== Material ==

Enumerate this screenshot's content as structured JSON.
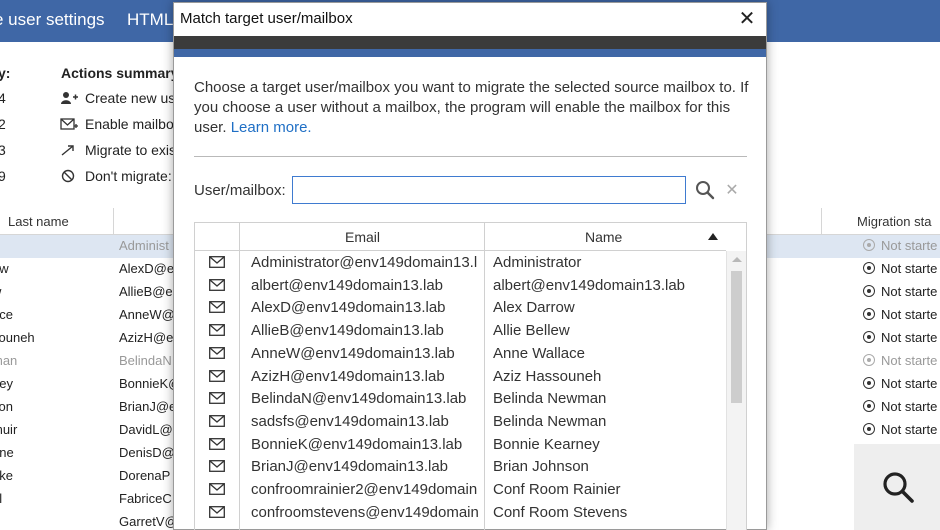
{
  "topbar": {
    "items": [
      "e user settings",
      "HTML"
    ]
  },
  "summary": {
    "left_heading": "y:",
    "title": "Actions summary",
    "rows": [
      {
        "count": "4",
        "icon": "add-user-icon",
        "text": "Create new use"
      },
      {
        "count": "2",
        "icon": "mailbox-icon",
        "text": "Enable mailbo"
      },
      {
        "count": "3",
        "icon": "migrate-arrow-icon",
        "text": "Migrate to exis"
      },
      {
        "count": "9",
        "icon": "block-icon",
        "text": "Don't migrate:"
      }
    ]
  },
  "grid": {
    "columns": {
      "last_name": "Last name",
      "migration_status": "Migration sta"
    },
    "rows": [
      {
        "last": "",
        "email": "Administ",
        "status": "Not starte",
        "selected": true,
        "dim": true
      },
      {
        "last": "ow",
        "email": "AlexD@e",
        "status": "Not starte"
      },
      {
        "last": "w",
        "email": "AllieB@e",
        "status": "Not starte"
      },
      {
        "last": "ace",
        "email": "AnneW@",
        "status": "Not starte"
      },
      {
        "last": "souneh",
        "email": "AzizH@e",
        "status": "Not starte"
      },
      {
        "last": "man",
        "email": "BelindaN",
        "status": "Not starte",
        "dim": true
      },
      {
        "last": "ney",
        "email": "BonnieK@",
        "status": "Not starte"
      },
      {
        "last": "son",
        "email": "BrianJ@e",
        "status": "Not starte"
      },
      {
        "last": "muir",
        "email": "DavidL@",
        "status": "Not starte"
      },
      {
        "last": "nne",
        "email": "DenisD@",
        "status": ""
      },
      {
        "last": "nke",
        "email": "DorenaP",
        "status": ""
      },
      {
        "last": "el",
        "email": "FabriceC",
        "status": ""
      },
      {
        "last": "",
        "email": "GarretV@",
        "status": ""
      }
    ]
  },
  "modal": {
    "title": "Match target user/mailbox",
    "close_label": "✕",
    "description": "Choose a target user/mailbox you want to migrate the selected source mailbox to. If you choose a user without a mailbox, the program will enable the mailbox for this user.",
    "learn_more": "Learn more.",
    "field_label": "User/mailbox:",
    "field_value": "",
    "clear_label": "✕",
    "table": {
      "col_email": "Email",
      "col_name": "Name",
      "sort": "ascending",
      "rows": [
        {
          "email": "Administrator@env149domain13.l",
          "name": "Administrator"
        },
        {
          "email": "albert@env149domain13.lab",
          "name": "albert@env149domain13.lab"
        },
        {
          "email": "AlexD@env149domain13.lab",
          "name": "Alex Darrow"
        },
        {
          "email": "AllieB@env149domain13.lab",
          "name": "Allie Bellew"
        },
        {
          "email": "AnneW@env149domain13.lab",
          "name": "Anne Wallace"
        },
        {
          "email": "AzizH@env149domain13.lab",
          "name": "Aziz Hassouneh"
        },
        {
          "email": "BelindaN@env149domain13.lab",
          "name": "Belinda Newman"
        },
        {
          "email": "sadsfs@env149domain13.lab",
          "name": "Belinda Newman"
        },
        {
          "email": "BonnieK@env149domain13.lab",
          "name": "Bonnie Kearney"
        },
        {
          "email": "BrianJ@env149domain13.lab",
          "name": "Brian Johnson"
        },
        {
          "email": "confroomrainier2@env149domain",
          "name": "Conf Room Rainier"
        },
        {
          "email": "confroomstevens@env149domain",
          "name": "Conf Room Stevens"
        }
      ]
    }
  },
  "colors": {
    "accent": "#3f67a6",
    "dark_bar": "#3b3b3b",
    "link": "#1f6fc5",
    "selected_row": "#dde6f2"
  },
  "zoom_button": {
    "icon": "magnifier-icon"
  }
}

===

What needs to be done: Of all the lines above, how many contain the word "BelindaN"? Answer with only the number.

Problem solution: 2